### What you are asked to do:
Scan the data below. Pull out each line where "this" occurs.

(Figure collection entries)
---
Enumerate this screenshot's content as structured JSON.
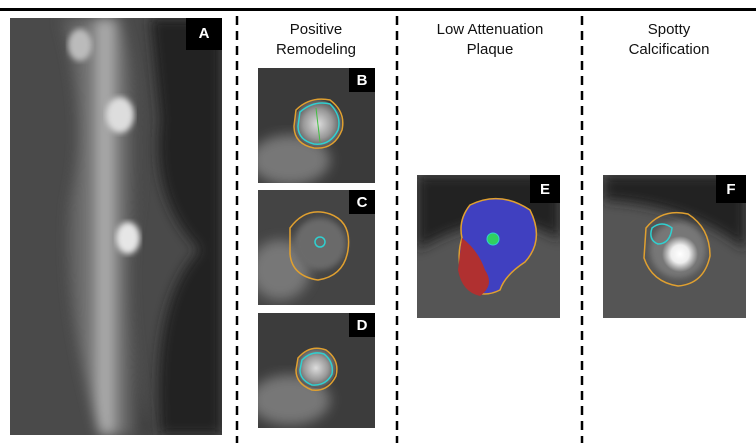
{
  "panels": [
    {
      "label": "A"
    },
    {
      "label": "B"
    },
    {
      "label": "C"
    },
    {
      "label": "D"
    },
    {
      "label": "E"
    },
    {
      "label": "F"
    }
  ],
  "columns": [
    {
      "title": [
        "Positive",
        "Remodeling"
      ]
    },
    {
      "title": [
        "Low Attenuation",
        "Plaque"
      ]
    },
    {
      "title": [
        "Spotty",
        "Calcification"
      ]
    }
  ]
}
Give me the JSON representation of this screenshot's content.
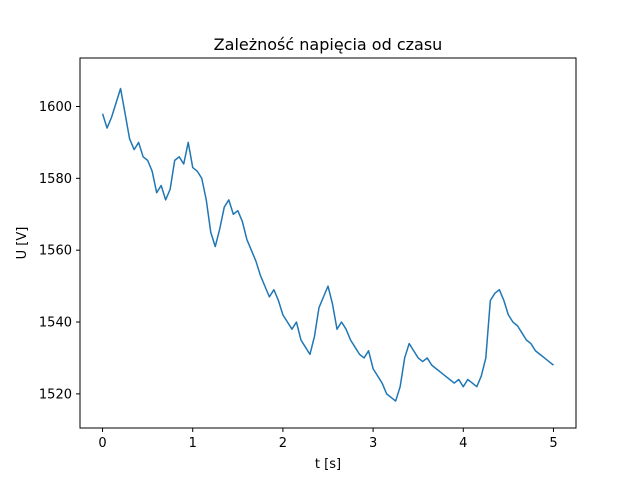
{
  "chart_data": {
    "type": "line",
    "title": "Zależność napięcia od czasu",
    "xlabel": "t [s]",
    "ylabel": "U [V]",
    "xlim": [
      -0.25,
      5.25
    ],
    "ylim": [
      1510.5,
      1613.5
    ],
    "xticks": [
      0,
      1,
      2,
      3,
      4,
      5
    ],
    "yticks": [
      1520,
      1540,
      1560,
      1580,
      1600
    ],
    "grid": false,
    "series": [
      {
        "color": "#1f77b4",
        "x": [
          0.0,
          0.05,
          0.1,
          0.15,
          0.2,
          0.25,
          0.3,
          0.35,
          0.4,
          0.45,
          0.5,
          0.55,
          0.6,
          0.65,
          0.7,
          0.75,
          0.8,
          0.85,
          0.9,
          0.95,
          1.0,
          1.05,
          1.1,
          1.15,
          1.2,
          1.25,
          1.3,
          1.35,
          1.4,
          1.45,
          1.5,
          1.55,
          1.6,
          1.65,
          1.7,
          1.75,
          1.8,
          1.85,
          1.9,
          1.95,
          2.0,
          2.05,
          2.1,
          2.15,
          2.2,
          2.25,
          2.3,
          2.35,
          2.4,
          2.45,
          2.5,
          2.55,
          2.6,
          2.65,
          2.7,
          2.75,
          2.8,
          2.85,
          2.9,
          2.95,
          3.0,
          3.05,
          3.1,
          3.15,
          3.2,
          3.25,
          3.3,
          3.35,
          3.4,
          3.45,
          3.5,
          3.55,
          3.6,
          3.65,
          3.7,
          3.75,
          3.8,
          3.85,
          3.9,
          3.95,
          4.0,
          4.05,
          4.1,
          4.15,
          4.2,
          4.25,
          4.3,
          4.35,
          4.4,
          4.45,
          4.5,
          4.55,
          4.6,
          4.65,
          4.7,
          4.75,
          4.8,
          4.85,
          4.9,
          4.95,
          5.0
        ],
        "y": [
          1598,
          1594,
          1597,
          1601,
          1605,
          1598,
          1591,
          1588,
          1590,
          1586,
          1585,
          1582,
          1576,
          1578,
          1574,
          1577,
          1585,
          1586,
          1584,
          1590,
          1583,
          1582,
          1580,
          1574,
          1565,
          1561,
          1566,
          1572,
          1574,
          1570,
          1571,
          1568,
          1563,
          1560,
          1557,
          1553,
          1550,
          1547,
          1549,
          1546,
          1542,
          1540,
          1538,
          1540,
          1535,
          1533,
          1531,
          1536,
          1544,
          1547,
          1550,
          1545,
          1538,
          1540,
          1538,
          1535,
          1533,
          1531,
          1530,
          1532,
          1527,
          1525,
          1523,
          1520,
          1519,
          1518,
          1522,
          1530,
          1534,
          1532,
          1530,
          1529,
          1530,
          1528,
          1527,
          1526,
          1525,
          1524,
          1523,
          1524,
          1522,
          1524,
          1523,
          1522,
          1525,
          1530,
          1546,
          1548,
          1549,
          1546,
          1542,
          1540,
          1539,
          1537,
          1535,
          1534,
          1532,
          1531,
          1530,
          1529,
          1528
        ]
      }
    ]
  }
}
---
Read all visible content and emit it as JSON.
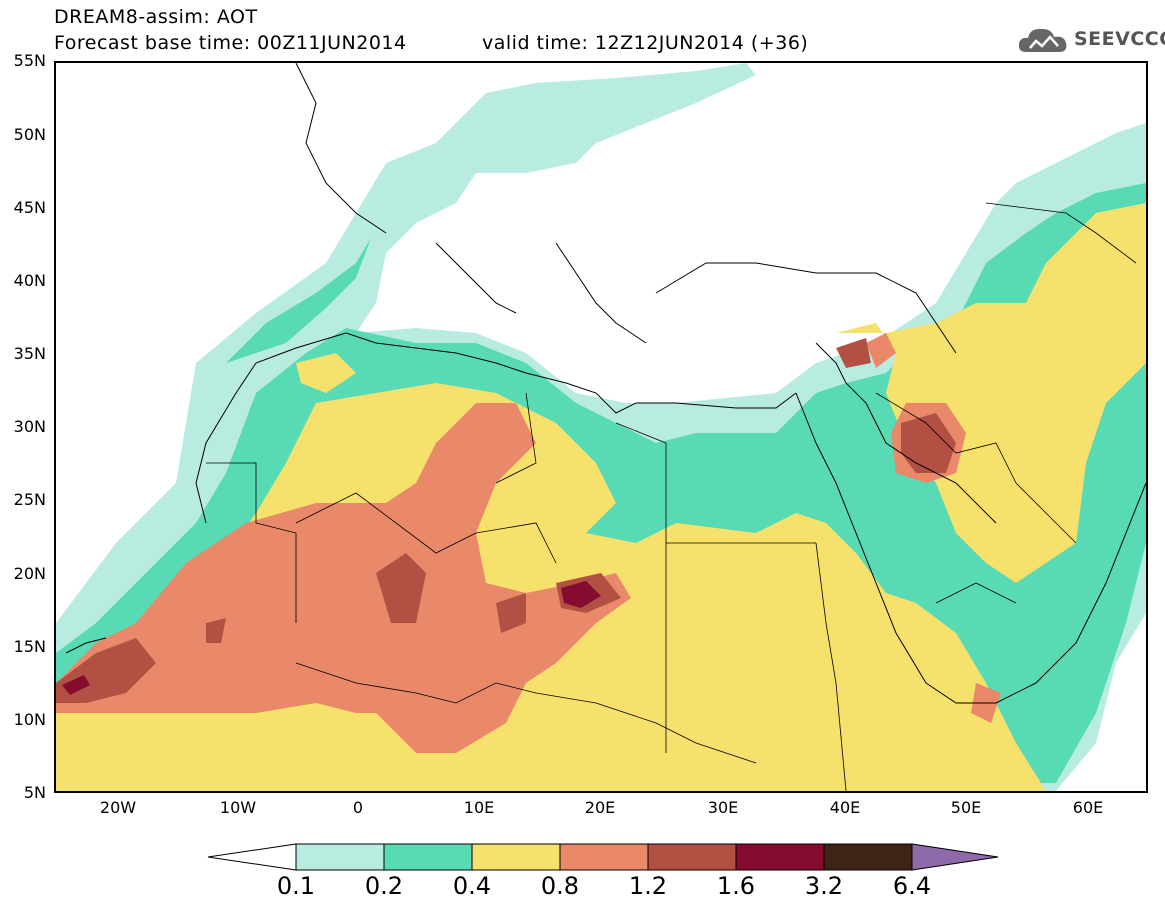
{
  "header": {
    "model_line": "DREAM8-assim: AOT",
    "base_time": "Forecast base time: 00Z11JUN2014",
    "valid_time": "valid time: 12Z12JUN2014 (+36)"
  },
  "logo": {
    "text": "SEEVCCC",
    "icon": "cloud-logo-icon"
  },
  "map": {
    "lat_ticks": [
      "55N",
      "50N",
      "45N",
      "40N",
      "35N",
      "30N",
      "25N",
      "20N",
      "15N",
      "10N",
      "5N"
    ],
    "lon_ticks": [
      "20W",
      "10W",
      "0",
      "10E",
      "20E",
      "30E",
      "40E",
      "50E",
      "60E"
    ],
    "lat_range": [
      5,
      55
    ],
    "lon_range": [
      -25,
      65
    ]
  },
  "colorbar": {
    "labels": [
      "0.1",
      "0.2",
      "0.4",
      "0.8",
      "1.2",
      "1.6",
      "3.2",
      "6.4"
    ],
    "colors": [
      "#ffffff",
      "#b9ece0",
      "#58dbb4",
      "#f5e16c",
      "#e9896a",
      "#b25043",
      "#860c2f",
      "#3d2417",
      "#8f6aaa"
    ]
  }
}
---
### Written reply:
Enumerate this screenshot's content as structured JSON.
Give me the JSON representation of this screenshot's content.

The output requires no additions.